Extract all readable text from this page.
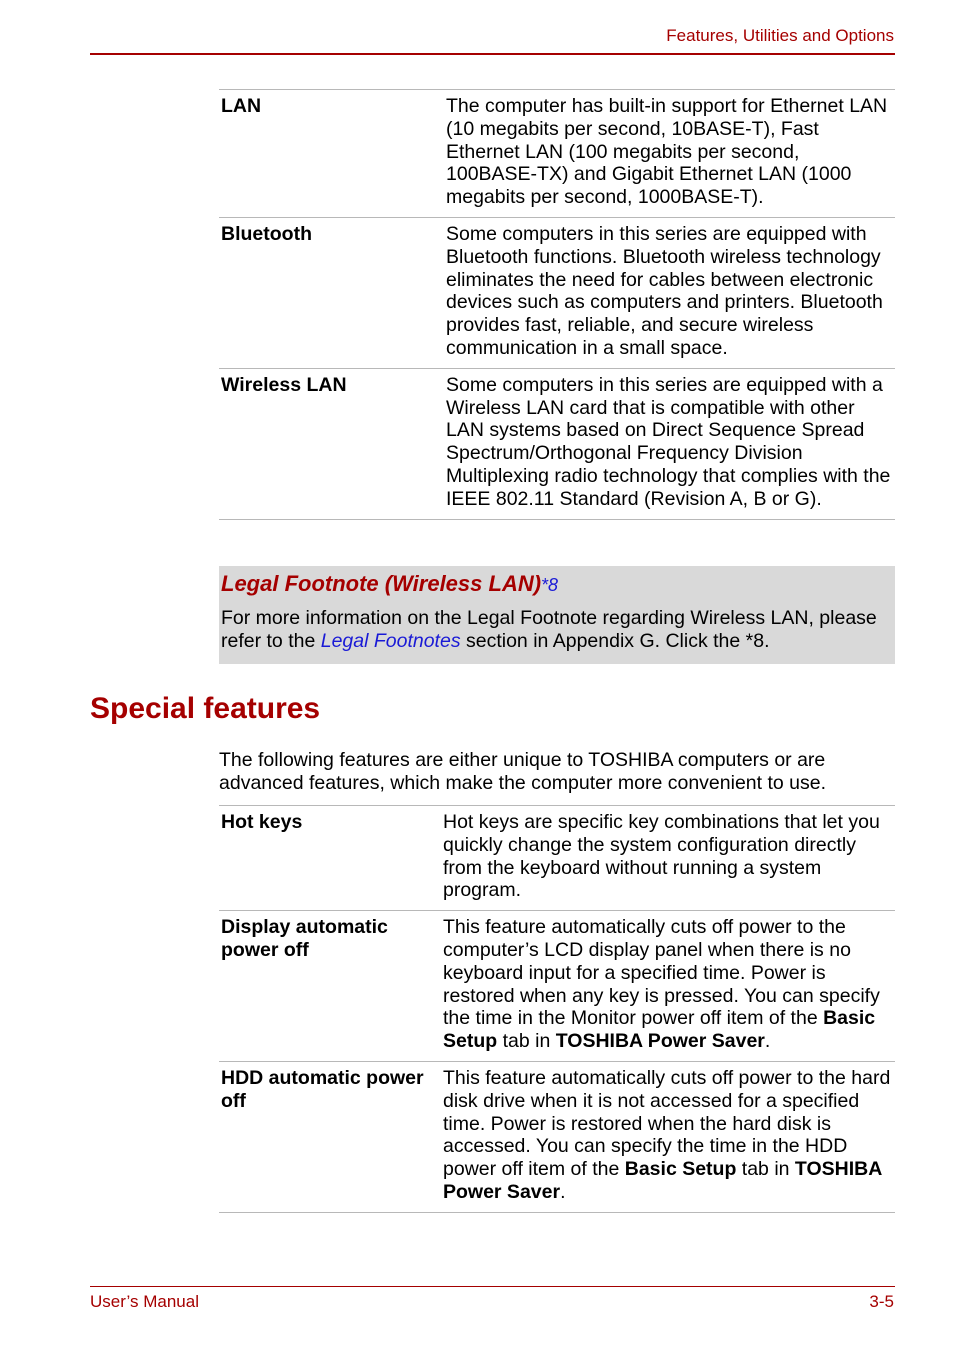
Features, Utilities and Options
LAN	The computer has built-in support for Ethernet LAN (10 megabits per second, 10BASE-T), Fast Ethernet LAN (100 megabits per second, 100BASE-TX) and Gigabit Ethernet LAN (1000 megabits per second, 1000BASE-T).
Bluetooth	Some computers in this series are equipped with Bluetooth functions. Bluetooth wireless technology eliminates the need for cables between electronic devices such as computers and printers. Bluetooth provides fast, reliable, and secure wireless communication in a small space.
Wireless LAN	Some computers in this series are equipped with a Wireless LAN card that is compatible with other LAN systems based on Direct Sequence Spread Spectrum/Orthogonal Frequency Division Multiplexing radio technology that complies with the IEEE 802.11 Standard (Revision A, B or G).
Legal Footnote (Wireless LAN)*8
For more information on the Legal Footnote regarding Wireless LAN, please refer to the Legal Footnotes section in Appendix G. Click the *8.
Special features
The following features are either unique to TOSHIBA computers or are advanced features, which make the computer more convenient to use.
Hot keys	Hot keys are specific key combinations that let you quickly change the system configuration directly from the keyboard without running a system program.
Display automatic power off	This feature automatically cuts off power to the computer’s LCD display panel when there is no keyboard input for a specified time. Power is restored when any key is pressed. You can specify the time in the Monitor power off item of the Basic Setup tab in TOSHIBA Power Saver.
HDD automatic power off	This feature automatically cuts off power to the hard disk drive when it is not accessed for a specified time. Power is restored when the hard disk is accessed. You can specify the time in the HDD power off item of the Basic Setup tab in TOSHIBA Power Saver.
User’s Manual	3-5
────────
Tell how many lines in the material above include the word "Some", giving the number only.

2